══ TASK MATERIAL ══

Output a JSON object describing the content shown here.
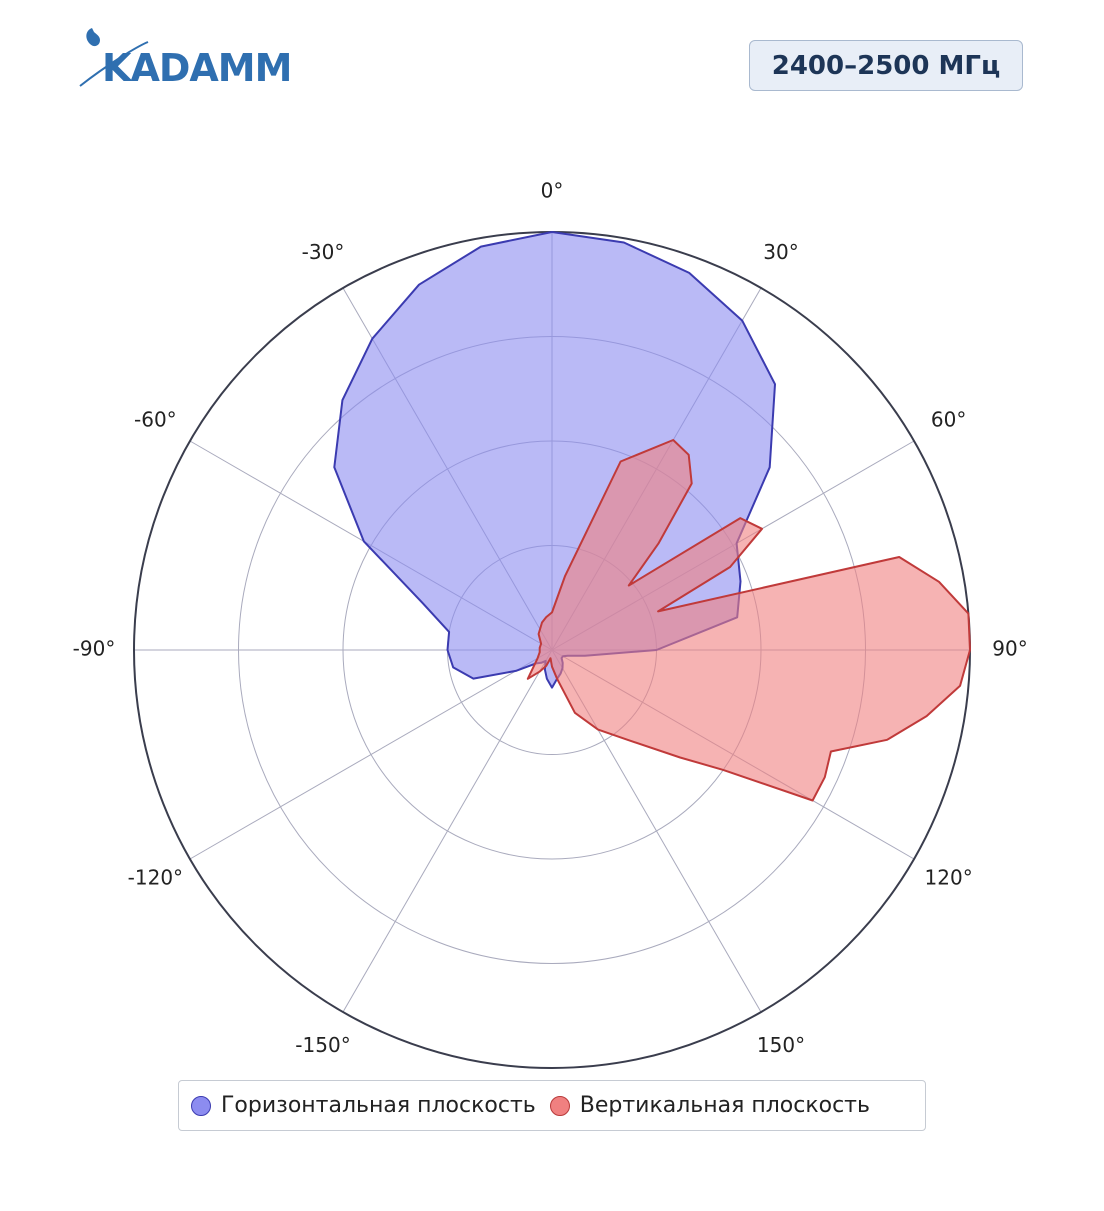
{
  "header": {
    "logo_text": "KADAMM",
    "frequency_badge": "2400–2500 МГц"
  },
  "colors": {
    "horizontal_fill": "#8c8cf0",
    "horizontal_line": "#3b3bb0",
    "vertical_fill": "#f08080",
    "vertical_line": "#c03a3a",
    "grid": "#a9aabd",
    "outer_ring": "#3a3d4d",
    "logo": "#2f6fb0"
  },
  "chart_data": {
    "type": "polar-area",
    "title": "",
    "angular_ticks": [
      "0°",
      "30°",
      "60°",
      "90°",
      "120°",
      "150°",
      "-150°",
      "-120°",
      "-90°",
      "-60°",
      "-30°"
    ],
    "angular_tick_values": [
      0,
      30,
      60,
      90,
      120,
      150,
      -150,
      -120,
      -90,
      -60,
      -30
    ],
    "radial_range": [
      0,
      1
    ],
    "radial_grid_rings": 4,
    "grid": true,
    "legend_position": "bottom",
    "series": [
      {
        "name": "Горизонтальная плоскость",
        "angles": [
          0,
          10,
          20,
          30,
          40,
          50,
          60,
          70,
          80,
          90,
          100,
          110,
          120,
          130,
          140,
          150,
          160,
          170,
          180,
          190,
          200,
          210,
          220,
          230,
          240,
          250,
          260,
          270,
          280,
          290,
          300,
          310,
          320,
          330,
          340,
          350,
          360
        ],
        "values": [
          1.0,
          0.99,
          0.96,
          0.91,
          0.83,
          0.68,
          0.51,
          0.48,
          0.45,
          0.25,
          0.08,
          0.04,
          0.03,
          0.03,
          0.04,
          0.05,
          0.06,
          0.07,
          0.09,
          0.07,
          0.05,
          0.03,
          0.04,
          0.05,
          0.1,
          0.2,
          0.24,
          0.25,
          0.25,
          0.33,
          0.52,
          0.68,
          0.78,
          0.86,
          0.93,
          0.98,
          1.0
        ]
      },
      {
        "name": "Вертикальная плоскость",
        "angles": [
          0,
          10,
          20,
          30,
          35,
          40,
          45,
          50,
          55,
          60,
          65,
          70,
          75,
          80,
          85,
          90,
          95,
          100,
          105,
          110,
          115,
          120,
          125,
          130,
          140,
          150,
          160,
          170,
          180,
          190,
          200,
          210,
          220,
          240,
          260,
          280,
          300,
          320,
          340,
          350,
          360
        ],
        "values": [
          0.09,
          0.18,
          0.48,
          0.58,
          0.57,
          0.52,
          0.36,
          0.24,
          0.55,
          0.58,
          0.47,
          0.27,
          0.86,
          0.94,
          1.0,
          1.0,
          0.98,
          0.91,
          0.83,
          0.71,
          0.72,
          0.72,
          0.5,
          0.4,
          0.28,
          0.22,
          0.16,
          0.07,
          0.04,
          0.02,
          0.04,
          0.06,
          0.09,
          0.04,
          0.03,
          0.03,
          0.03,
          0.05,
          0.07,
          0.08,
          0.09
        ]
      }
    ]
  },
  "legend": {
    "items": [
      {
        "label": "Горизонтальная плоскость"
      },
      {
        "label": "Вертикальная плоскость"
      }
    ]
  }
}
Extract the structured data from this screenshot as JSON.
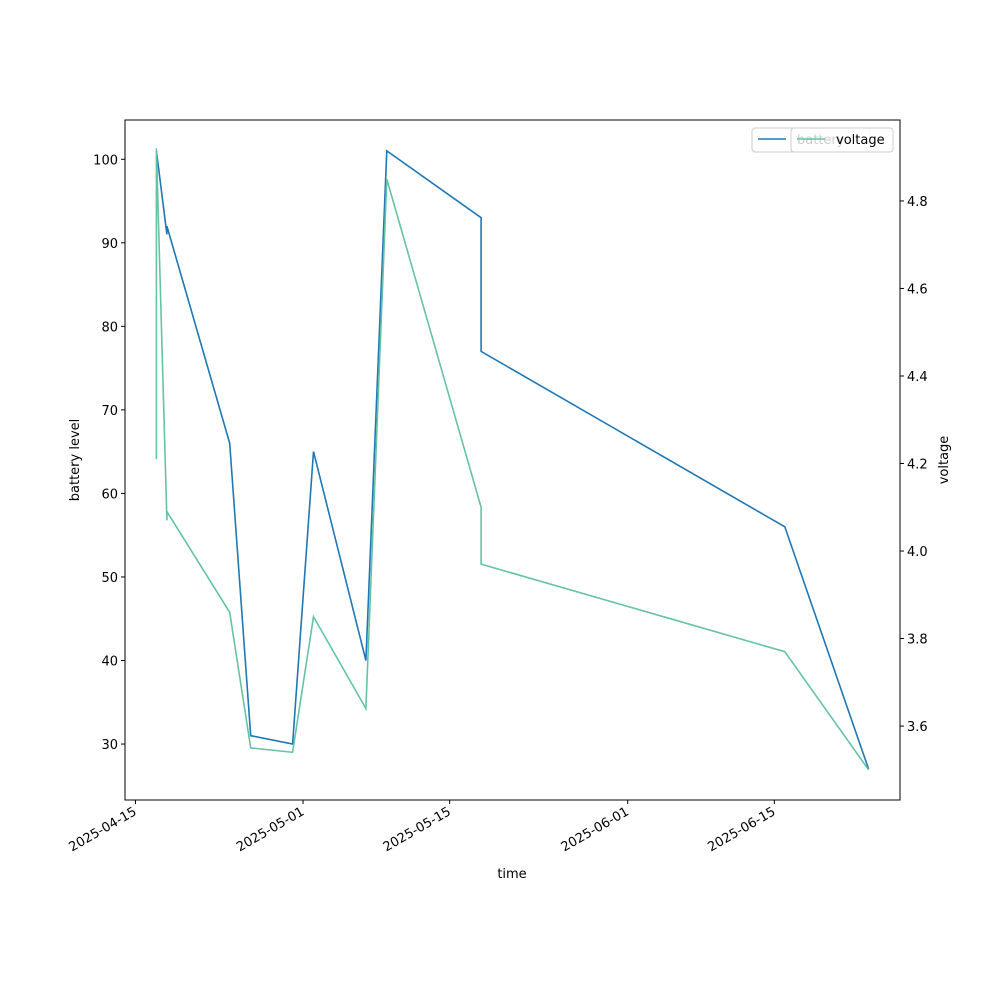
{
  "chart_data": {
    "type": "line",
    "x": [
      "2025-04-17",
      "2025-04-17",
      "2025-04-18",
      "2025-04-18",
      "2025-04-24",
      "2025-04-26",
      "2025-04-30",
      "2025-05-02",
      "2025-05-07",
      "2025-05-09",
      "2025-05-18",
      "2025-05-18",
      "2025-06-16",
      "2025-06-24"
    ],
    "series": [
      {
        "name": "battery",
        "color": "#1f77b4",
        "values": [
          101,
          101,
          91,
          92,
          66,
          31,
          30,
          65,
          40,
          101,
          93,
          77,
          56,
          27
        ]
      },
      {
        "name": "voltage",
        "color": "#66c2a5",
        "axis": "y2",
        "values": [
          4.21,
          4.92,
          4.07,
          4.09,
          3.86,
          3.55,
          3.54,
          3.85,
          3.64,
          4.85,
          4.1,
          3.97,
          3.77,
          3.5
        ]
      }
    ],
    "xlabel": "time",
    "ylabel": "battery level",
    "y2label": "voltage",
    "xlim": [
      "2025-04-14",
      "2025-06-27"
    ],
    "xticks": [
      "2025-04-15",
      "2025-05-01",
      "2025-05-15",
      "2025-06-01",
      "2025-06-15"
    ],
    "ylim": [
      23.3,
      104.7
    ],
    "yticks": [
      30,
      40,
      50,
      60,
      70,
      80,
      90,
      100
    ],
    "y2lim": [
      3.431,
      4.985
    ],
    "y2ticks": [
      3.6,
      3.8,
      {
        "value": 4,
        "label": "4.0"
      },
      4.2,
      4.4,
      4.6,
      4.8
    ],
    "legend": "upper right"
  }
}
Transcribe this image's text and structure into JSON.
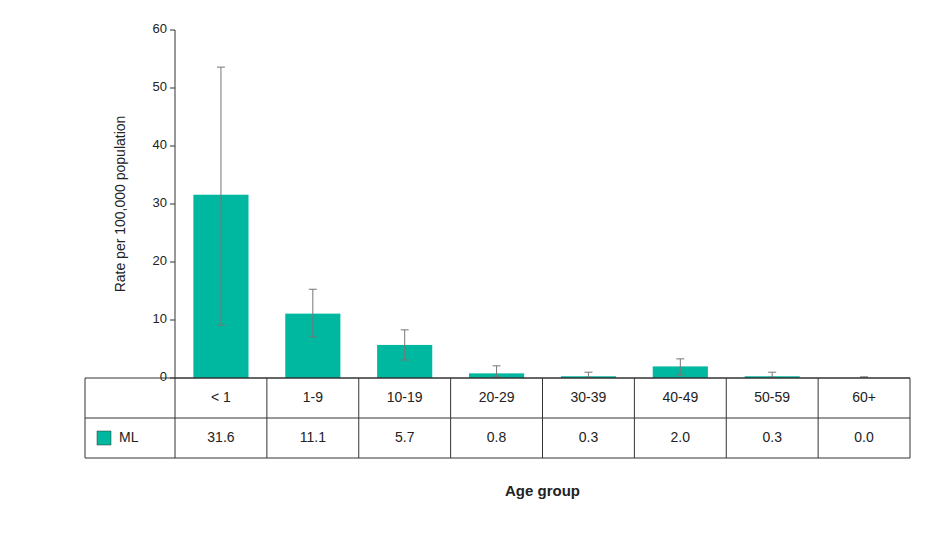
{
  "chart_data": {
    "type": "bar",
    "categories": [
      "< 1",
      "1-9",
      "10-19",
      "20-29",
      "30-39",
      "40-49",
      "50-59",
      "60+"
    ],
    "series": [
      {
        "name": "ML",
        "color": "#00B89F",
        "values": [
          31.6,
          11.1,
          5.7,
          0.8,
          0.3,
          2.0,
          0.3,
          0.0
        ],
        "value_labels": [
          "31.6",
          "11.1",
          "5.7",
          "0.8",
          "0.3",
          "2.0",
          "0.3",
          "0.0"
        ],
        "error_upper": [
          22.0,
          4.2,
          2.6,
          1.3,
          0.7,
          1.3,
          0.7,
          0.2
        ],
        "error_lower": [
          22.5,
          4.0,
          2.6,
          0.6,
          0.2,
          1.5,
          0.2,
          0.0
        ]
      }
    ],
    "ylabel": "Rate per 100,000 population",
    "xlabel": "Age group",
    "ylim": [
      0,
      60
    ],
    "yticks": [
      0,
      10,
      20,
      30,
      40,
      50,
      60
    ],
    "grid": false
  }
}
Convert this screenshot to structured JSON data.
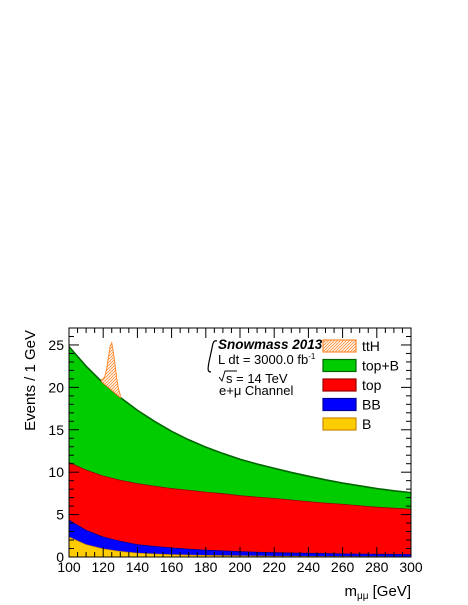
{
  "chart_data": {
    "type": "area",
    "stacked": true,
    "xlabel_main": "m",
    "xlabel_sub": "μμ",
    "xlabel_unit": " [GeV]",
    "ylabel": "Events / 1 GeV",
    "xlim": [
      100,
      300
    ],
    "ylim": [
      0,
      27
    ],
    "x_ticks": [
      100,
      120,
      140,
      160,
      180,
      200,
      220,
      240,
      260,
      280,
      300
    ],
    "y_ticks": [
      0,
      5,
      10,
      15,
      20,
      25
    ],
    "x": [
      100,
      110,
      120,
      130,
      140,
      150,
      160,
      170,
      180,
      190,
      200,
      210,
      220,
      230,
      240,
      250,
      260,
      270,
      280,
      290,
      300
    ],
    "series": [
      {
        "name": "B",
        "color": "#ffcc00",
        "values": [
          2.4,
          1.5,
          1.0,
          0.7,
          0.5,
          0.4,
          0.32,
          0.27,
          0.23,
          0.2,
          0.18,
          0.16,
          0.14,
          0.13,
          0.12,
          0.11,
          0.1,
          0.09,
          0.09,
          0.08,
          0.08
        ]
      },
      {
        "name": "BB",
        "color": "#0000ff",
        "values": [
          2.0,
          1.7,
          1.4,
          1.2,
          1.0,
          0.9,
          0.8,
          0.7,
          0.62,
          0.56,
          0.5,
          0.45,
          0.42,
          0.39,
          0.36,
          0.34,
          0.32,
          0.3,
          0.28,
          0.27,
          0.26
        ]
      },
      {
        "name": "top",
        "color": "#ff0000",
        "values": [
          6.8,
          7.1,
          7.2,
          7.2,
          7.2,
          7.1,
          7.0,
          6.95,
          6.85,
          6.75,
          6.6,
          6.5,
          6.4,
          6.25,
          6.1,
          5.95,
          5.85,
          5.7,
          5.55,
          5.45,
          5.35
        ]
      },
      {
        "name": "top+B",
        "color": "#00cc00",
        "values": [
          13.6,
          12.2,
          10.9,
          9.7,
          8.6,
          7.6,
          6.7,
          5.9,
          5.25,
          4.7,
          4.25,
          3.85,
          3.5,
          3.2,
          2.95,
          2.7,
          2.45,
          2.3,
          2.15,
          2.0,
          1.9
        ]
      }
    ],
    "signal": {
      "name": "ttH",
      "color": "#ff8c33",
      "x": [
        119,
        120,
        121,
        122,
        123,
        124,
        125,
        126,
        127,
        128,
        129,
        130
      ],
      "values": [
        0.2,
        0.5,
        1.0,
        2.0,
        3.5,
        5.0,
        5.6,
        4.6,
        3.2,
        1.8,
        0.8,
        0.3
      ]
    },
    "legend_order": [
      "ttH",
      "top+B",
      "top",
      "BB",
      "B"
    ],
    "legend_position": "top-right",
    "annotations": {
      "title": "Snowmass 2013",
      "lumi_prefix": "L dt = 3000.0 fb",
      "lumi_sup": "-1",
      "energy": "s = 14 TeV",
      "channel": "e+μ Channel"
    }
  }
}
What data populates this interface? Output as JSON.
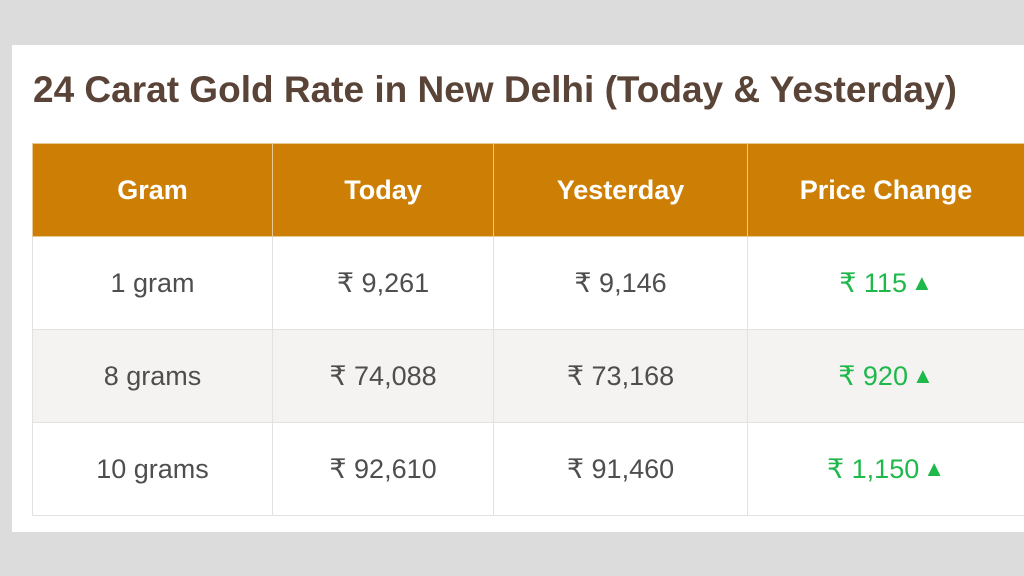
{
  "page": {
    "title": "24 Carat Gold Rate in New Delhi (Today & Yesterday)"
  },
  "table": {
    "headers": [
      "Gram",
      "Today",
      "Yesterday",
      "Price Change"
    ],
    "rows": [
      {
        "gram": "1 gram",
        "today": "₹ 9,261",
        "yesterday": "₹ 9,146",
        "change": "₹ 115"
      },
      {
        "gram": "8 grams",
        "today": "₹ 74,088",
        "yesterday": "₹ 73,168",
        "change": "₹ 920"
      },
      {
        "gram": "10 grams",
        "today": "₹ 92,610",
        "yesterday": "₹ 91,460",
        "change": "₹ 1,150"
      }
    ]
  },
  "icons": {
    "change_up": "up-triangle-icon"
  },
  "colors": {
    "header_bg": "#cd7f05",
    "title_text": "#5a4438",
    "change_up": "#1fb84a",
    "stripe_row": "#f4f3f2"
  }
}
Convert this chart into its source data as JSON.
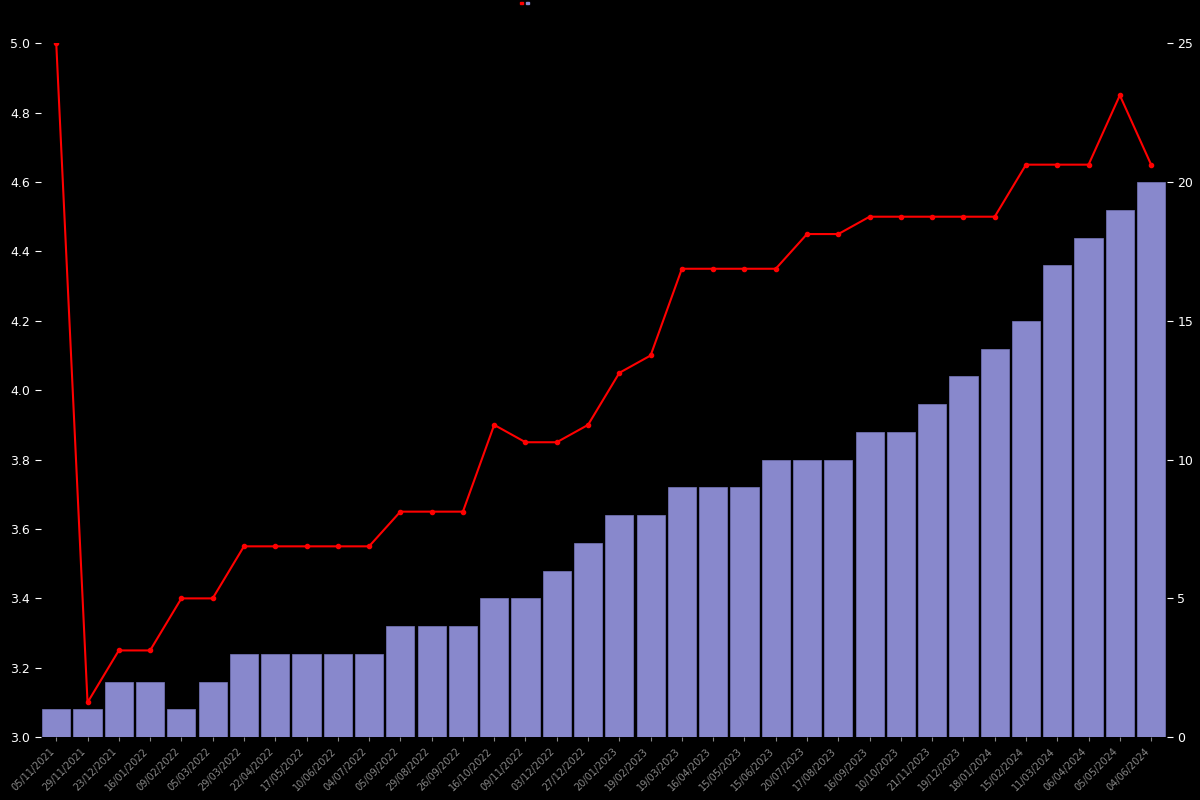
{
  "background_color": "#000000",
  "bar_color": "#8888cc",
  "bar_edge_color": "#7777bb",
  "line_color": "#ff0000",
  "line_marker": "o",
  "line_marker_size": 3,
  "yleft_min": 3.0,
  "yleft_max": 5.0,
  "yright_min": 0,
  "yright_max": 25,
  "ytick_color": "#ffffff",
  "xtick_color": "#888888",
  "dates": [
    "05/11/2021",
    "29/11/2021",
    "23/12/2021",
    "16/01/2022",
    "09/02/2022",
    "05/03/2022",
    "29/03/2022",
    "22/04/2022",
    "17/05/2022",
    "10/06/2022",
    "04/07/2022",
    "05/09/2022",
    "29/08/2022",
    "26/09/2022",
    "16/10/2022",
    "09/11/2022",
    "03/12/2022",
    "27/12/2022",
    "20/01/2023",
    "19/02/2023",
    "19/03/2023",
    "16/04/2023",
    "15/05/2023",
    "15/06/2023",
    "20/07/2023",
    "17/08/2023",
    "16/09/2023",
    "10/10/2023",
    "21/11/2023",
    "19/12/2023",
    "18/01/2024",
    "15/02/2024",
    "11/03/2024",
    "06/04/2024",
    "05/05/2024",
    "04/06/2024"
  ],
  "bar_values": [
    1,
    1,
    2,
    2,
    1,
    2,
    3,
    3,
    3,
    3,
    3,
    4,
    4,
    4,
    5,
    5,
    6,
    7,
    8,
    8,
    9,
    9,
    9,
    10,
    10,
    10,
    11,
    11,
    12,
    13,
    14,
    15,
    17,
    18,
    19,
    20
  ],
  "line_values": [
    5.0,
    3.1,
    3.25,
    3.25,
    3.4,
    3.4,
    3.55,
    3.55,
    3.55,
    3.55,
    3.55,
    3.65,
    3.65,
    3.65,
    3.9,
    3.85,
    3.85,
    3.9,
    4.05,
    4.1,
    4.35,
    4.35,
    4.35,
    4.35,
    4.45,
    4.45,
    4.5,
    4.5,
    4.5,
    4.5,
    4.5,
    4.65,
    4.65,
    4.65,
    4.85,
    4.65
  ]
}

═══

> TASK DESCRIPTION
Select from the material above each line in which the string "Rate" appears, and list those lines.

> EXPECTED ANSWER
    "ylabel": "Rate per 100,000 population",
    "title": "24 Carat Gold Rate in New Delhi (Today & Yesterday)"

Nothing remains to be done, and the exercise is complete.